Stored entries
********
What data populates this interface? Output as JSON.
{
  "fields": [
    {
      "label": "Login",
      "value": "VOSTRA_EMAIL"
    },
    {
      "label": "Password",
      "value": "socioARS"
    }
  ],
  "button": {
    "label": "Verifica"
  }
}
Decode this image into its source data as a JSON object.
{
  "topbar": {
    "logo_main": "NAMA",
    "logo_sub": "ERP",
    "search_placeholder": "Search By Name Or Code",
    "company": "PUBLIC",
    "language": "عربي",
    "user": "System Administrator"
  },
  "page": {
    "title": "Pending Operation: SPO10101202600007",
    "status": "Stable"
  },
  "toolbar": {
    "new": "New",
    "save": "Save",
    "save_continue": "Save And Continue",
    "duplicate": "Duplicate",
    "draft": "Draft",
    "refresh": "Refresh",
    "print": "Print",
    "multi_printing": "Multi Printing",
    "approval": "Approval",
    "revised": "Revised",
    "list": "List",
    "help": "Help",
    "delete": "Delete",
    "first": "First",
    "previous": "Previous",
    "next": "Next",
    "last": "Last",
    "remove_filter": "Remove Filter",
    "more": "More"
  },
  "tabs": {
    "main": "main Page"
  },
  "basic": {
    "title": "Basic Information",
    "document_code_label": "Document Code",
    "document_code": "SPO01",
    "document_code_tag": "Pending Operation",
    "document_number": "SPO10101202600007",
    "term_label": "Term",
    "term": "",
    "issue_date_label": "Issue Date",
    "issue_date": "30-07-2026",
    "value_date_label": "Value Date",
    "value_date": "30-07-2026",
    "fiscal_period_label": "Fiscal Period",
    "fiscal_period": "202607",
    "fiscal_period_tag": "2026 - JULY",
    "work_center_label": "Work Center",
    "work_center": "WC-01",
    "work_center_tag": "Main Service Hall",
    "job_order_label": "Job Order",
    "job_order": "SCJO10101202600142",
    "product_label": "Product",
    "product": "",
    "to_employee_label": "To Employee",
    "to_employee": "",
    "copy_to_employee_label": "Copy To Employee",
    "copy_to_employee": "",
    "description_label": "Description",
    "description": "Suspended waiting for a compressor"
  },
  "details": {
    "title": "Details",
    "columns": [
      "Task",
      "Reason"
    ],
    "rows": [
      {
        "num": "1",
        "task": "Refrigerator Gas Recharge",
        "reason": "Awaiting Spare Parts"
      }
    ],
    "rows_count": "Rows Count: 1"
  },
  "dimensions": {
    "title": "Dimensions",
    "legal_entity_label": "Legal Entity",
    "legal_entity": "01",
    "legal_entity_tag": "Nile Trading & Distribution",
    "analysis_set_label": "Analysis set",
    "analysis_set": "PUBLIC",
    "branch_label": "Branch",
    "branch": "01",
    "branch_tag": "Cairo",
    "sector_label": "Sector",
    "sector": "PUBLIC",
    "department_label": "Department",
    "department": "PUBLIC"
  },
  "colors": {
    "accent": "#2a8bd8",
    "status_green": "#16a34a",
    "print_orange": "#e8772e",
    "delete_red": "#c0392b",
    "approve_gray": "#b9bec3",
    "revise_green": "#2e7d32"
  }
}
********
Work instructions
Write out the full listing exactly as given.

Final result
What data populates this interface? Output as JSON.
{
  "fields": [
    {
      "label": "Login",
      "value": "VOSTRA_EMAIL"
    },
    {
      "label": "Password",
      "value": "socioARS"
    }
  ],
  "button": {
    "label": "Verifica"
  }
}
Decode this image into its source data as a JSON object.
{
  "topbar": {
    "logo_main": "NAMA",
    "logo_sub": "ERP",
    "search_placeholder": "Search By Name Or Code",
    "company": "PUBLIC",
    "language": "عربي",
    "user": "System Administrator"
  },
  "page": {
    "title": "Pending Operation: SPO10101202600007",
    "status": "Stable"
  },
  "toolbar": {
    "new": "New",
    "save": "Save",
    "save_continue": "Save And Continue",
    "duplicate": "Duplicate",
    "draft": "Draft",
    "refresh": "Refresh",
    "print": "Print",
    "multi_printing": "Multi Printing",
    "approval": "Approval",
    "revised": "Revised",
    "list": "List",
    "help": "Help",
    "delete": "Delete",
    "first": "First",
    "previous": "Previous",
    "next": "Next",
    "last": "Last",
    "remove_filter": "Remove Filter",
    "more": "More"
  },
  "tabs": {
    "main": "main Page"
  },
  "basic": {
    "title": "Basic Information",
    "document_code_label": "Document Code",
    "document_code": "SPO01",
    "document_code_tag": "Pending Operation",
    "document_number": "SPO10101202600007",
    "term_label": "Term",
    "term": "",
    "issue_date_label": "Issue Date",
    "issue_date": "30-07-2026",
    "value_date_label": "Value Date",
    "value_date": "30-07-2026",
    "fiscal_period_label": "Fiscal Period",
    "fiscal_period": "202607",
    "fiscal_period_tag": "2026 - JULY",
    "work_center_label": "Work Center",
    "work_center": "WC-01",
    "work_center_tag": "Main Service Hall",
    "job_order_label": "Job Order",
    "job_order": "SCJO10101202600142",
    "product_label": "Product",
    "product": "",
    "to_employee_label": "To Employee",
    "to_employee": "",
    "copy_to_employee_label": "Copy To Employee",
    "copy_to_employee": "",
    "description_label": "Description",
    "description": "Suspended waiting for a compressor"
  },
  "details": {
    "title": "Details",
    "columns": [
      "Task",
      "Reason"
    ],
    "rows": [
      {
        "num": "1",
        "task": "Refrigerator Gas Recharge",
        "reason": "Awaiting Spare Parts"
      }
    ],
    "rows_count": "Rows Count: 1"
  },
  "dimensions": {
    "title": "Dimensions",
    "legal_entity_label": "Legal Entity",
    "legal_entity": "01",
    "legal_entity_tag": "Nile Trading & Distribution",
    "analysis_set_label": "Analysis set",
    "analysis_set": "PUBLIC",
    "branch_label": "Branch",
    "branch": "01",
    "branch_tag": "Cairo",
    "sector_label": "Sector",
    "sector": "PUBLIC",
    "department_label": "Department",
    "department": "PUBLIC"
  },
  "colors": {
    "accent": "#2a8bd8",
    "status_green": "#16a34a",
    "print_orange": "#e8772e",
    "delete_red": "#c0392b",
    "approve_gray": "#b9bec3",
    "revise_green": "#2e7d32"
  }
}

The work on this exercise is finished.